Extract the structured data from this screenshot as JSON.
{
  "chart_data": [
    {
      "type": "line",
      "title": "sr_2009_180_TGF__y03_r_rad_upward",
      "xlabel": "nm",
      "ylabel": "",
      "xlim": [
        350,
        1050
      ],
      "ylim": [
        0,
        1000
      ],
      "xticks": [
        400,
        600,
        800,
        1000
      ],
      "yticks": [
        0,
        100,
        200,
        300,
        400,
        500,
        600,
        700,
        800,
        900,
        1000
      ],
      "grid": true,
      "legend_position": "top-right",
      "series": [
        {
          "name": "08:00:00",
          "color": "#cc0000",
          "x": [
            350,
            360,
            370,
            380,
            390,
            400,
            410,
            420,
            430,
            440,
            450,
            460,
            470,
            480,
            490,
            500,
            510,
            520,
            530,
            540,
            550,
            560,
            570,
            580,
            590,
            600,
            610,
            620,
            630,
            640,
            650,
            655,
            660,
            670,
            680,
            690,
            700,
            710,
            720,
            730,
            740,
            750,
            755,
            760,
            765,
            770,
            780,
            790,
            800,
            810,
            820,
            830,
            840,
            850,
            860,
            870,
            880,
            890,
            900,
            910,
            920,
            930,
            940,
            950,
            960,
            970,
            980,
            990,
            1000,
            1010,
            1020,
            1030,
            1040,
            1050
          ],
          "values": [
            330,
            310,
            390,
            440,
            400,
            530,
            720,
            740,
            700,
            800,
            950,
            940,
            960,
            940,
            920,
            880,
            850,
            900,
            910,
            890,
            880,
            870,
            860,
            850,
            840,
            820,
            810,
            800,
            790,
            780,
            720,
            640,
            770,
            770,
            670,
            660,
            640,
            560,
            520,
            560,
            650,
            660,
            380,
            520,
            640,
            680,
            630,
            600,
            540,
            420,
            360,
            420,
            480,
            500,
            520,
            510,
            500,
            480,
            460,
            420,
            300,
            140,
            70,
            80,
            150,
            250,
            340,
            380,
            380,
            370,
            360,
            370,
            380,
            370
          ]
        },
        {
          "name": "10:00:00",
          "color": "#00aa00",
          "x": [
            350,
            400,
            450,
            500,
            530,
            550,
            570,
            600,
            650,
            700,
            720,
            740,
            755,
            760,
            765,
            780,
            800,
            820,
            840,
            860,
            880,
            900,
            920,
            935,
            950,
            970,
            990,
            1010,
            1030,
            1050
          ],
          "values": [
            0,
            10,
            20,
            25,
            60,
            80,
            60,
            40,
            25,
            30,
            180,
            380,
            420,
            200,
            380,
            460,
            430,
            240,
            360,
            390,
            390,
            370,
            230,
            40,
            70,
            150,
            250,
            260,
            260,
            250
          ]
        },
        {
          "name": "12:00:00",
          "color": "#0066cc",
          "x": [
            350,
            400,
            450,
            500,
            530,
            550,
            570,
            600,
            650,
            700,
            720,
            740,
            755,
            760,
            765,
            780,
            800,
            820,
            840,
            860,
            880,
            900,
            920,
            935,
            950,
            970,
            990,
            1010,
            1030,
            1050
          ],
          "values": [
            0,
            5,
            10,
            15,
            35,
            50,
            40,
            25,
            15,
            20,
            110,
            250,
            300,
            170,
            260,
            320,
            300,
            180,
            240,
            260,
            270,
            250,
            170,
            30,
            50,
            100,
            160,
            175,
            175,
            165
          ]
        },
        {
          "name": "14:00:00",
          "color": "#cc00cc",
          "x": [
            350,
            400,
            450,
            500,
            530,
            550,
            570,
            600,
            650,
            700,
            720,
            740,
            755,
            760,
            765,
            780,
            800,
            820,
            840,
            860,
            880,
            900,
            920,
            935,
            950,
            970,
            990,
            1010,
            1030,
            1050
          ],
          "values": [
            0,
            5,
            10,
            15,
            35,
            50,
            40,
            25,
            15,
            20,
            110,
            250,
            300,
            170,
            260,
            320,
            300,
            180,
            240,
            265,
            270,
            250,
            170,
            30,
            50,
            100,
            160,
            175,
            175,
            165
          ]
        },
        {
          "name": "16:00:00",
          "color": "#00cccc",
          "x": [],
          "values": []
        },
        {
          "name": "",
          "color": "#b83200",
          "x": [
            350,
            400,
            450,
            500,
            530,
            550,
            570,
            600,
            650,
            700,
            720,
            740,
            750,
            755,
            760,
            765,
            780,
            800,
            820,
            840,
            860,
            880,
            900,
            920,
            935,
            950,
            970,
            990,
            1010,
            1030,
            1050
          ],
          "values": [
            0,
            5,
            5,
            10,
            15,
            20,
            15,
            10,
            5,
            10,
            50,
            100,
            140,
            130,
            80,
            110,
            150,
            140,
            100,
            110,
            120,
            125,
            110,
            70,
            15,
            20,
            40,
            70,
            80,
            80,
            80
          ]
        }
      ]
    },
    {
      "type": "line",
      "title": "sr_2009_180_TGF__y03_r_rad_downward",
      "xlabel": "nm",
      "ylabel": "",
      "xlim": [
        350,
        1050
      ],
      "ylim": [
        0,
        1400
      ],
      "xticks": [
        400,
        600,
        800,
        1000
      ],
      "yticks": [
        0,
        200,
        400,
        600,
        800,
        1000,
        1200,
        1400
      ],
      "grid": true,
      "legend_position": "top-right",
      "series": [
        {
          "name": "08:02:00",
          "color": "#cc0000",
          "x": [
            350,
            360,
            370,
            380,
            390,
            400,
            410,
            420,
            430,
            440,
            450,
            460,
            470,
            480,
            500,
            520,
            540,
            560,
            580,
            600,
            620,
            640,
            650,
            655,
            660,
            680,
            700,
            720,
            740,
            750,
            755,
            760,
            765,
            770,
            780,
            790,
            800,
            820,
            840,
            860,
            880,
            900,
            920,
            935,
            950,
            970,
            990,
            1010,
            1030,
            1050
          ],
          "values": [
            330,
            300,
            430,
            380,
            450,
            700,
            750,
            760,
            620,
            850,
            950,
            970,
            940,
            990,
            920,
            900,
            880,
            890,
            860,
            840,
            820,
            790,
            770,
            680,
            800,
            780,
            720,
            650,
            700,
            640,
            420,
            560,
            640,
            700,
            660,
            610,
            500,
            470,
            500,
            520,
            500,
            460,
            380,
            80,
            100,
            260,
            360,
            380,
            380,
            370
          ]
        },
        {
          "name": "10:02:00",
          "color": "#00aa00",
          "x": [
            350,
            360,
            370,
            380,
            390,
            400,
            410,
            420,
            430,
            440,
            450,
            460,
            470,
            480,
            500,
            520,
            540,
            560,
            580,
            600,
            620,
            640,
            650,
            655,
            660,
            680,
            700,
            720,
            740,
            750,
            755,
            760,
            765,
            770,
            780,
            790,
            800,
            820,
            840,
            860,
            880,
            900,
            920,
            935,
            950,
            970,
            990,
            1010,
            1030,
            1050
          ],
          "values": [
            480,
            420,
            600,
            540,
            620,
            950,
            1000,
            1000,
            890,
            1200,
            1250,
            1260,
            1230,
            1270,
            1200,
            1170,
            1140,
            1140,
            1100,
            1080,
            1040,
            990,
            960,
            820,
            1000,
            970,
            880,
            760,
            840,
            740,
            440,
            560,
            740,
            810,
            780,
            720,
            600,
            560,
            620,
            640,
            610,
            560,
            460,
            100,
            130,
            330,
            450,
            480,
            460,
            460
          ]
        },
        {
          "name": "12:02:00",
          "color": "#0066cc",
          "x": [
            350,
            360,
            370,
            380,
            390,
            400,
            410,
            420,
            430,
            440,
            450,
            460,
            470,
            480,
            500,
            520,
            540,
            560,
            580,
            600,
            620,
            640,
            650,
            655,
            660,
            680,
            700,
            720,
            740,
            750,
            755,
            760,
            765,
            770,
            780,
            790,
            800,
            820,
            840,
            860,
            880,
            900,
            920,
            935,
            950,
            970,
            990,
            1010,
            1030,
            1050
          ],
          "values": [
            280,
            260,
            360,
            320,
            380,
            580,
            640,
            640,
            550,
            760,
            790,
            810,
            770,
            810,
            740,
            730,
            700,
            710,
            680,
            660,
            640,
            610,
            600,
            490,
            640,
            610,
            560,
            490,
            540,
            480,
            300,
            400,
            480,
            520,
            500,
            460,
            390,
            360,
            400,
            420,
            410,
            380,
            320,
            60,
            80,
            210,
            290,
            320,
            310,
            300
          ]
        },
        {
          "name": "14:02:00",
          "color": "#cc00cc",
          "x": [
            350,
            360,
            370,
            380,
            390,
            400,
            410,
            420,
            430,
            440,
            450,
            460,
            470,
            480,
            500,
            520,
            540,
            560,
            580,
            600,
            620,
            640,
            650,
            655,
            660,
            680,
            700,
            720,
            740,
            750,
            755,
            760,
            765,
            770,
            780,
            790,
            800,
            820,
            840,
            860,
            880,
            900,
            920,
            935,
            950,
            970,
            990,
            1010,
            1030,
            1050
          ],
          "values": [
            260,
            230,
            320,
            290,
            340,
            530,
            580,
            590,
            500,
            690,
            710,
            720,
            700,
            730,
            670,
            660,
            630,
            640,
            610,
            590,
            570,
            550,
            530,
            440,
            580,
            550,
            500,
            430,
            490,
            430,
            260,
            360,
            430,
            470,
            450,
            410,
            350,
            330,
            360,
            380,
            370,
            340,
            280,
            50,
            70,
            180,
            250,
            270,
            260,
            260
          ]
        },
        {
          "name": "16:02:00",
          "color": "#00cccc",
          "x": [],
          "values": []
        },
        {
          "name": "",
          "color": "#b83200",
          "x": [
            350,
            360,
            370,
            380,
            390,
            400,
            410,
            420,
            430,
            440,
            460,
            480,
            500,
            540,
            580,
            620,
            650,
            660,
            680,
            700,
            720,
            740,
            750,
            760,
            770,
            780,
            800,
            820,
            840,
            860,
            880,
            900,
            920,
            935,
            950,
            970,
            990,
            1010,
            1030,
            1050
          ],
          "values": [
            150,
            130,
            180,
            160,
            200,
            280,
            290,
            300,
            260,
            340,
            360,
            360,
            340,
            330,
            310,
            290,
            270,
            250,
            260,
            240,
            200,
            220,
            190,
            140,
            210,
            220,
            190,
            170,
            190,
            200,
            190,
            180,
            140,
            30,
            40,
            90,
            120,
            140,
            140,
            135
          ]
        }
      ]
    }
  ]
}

What is needed —
Filter the entries and copy out every line with the word "name".

Response —
          "name": "08:00:00",
          "name": "10:00:00",
          "name": "12:00:00",
          "name": "14:00:00",
          "name": "16:00:00",
          "name": "",
          "name": "08:02:00",
          "name": "10:02:00",
          "name": "12:02:00",
          "name": "14:02:00",
          "name": "16:02:00",
          "name": "",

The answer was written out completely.